§ Set task
Exactly as they appear, output all of the entries.

[Data excerpts]
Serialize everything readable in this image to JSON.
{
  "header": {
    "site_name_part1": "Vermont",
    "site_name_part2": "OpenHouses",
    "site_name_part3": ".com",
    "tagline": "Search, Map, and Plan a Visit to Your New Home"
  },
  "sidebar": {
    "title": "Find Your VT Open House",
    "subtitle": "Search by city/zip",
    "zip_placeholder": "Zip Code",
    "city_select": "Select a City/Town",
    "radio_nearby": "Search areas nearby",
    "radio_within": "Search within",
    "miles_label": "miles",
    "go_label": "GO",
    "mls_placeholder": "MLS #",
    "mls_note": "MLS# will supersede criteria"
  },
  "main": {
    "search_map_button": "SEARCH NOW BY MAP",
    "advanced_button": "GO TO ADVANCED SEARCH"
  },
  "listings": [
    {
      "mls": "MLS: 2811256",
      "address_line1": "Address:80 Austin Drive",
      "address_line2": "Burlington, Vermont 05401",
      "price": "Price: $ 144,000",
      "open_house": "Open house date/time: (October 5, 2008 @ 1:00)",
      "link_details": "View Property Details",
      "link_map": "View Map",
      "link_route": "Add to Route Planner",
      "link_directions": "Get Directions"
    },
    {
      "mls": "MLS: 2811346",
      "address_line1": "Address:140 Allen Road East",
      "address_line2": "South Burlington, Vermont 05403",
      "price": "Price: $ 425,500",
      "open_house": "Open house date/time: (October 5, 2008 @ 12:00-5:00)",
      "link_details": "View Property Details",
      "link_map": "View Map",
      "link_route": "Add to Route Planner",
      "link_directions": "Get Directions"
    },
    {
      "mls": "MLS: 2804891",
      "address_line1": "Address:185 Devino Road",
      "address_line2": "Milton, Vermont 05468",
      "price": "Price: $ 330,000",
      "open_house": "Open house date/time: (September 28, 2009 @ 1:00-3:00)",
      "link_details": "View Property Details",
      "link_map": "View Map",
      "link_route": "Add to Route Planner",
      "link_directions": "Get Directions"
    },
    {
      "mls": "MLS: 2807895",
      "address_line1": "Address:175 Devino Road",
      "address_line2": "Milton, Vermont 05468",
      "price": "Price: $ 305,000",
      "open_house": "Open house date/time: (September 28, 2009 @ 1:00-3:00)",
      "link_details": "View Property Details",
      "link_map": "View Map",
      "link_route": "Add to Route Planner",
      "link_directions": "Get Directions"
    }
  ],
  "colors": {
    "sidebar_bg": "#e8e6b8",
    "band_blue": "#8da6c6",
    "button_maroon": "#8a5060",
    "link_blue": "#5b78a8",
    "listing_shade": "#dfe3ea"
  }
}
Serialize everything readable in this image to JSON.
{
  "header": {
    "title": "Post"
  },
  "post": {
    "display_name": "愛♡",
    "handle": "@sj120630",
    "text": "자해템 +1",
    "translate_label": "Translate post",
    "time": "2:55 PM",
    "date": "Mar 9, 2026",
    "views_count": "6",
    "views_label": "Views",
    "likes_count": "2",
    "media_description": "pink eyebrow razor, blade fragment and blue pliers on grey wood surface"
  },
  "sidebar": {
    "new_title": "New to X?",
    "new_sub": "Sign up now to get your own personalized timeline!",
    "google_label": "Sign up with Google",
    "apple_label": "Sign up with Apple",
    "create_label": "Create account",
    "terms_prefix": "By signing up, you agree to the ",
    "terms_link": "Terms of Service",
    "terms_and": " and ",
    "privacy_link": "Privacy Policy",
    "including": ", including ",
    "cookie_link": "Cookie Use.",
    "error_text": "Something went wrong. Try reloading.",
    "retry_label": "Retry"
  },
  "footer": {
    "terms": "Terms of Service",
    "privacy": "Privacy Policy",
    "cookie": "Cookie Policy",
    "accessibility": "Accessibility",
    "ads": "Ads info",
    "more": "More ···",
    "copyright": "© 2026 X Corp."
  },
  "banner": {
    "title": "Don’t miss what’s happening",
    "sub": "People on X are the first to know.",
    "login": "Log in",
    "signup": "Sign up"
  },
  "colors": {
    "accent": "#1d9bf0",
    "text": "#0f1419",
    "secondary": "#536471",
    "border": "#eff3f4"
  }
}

§ Answer to this exercise
Serialize everything readable in this image to JSON.
{
  "header": {
    "site_name_part1": "Vermont",
    "site_name_part2": "OpenHouses",
    "site_name_part3": ".com",
    "tagline": "Search, Map, and Plan a Visit to Your New Home"
  },
  "sidebar": {
    "title": "Find Your VT Open House",
    "subtitle": "Search by city/zip",
    "zip_placeholder": "Zip Code",
    "city_select": "Select a City/Town",
    "radio_nearby": "Search areas nearby",
    "radio_within": "Search within",
    "miles_label": "miles",
    "go_label": "GO",
    "mls_placeholder": "MLS #",
    "mls_note": "MLS# will supersede criteria"
  },
  "main": {
    "search_map_button": "SEARCH NOW BY MAP",
    "advanced_button": "GO TO ADVANCED SEARCH"
  },
  "listings": [
    {
      "mls": "MLS: 2811256",
      "address_line1": "Address:80 Austin Drive",
      "address_line2": "Burlington, Vermont 05401",
      "price": "Price: $ 144,000",
      "open_house": "Open house date/time: (October 5, 2008 @ 1:00)",
      "link_details": "View Property Details",
      "link_map": "View Map",
      "link_route": "Add to Route Planner",
      "link_directions": "Get Directions"
    },
    {
      "mls": "MLS: 2811346",
      "address_line1": "Address:140 Allen Road East",
      "address_line2": "South Burlington, Vermont 05403",
      "price": "Price: $ 425,500",
      "open_house": "Open house date/time: (October 5, 2008 @ 12:00-5:00)",
      "link_details": "View Property Details",
      "link_map": "View Map",
      "link_route": "Add to Route Planner",
      "link_directions": "Get Directions"
    },
    {
      "mls": "MLS: 2804891",
      "address_line1": "Address:185 Devino Road",
      "address_line2": "Milton, Vermont 05468",
      "price": "Price: $ 330,000",
      "open_house": "Open house date/time: (September 28, 2009 @ 1:00-3:00)",
      "link_details": "View Property Details",
      "link_map": "View Map",
      "link_route": "Add to Route Planner",
      "link_directions": "Get Directions"
    },
    {
      "mls": "MLS: 2807895",
      "address_line1": "Address:175 Devino Road",
      "address_line2": "Milton, Vermont 05468",
      "price": "Price: $ 305,000",
      "open_house": "Open house date/time: (September 28, 2009 @ 1:00-3:00)",
      "link_details": "View Property Details",
      "link_map": "View Map",
      "link_route": "Add to Route Planner",
      "link_directions": "Get Directions"
    }
  ],
  "colors": {
    "sidebar_bg": "#e8e6b8",
    "band_blue": "#8da6c6",
    "button_maroon": "#8a5060",
    "link_blue": "#5b78a8",
    "listing_shade": "#dfe3ea"
  }
}
Serialize everything readable in this image to JSON.
{
  "header": {
    "title": "Post"
  },
  "post": {
    "display_name": "愛♡",
    "handle": "@sj120630",
    "text": "자해템 +1",
    "translate_label": "Translate post",
    "time": "2:55 PM",
    "date": "Mar 9, 2026",
    "views_count": "6",
    "views_label": "Views",
    "likes_count": "2",
    "media_description": "pink eyebrow razor, blade fragment and blue pliers on grey wood surface"
  },
  "sidebar": {
    "new_title": "New to X?",
    "new_sub": "Sign up now to get your own personalized timeline!",
    "google_label": "Sign up with Google",
    "apple_label": "Sign up with Apple",
    "create_label": "Create account",
    "terms_prefix": "By signing up, you agree to the ",
    "terms_link": "Terms of Service",
    "terms_and": " and ",
    "privacy_link": "Privacy Policy",
    "including": ", including ",
    "cookie_link": "Cookie Use.",
    "error_text": "Something went wrong. Try reloading.",
    "retry_label": "Retry"
  },
  "footer": {
    "terms": "Terms of Service",
    "privacy": "Privacy Policy",
    "cookie": "Cookie Policy",
    "accessibility": "Accessibility",
    "ads": "Ads info",
    "more": "More ···",
    "copyright": "© 2026 X Corp."
  },
  "banner": {
    "title": "Don’t miss what’s happening",
    "sub": "People on X are the first to know.",
    "login": "Log in",
    "signup": "Sign up"
  },
  "colors": {
    "accent": "#1d9bf0",
    "text": "#0f1419",
    "secondary": "#536471",
    "border": "#eff3f4"
  }
}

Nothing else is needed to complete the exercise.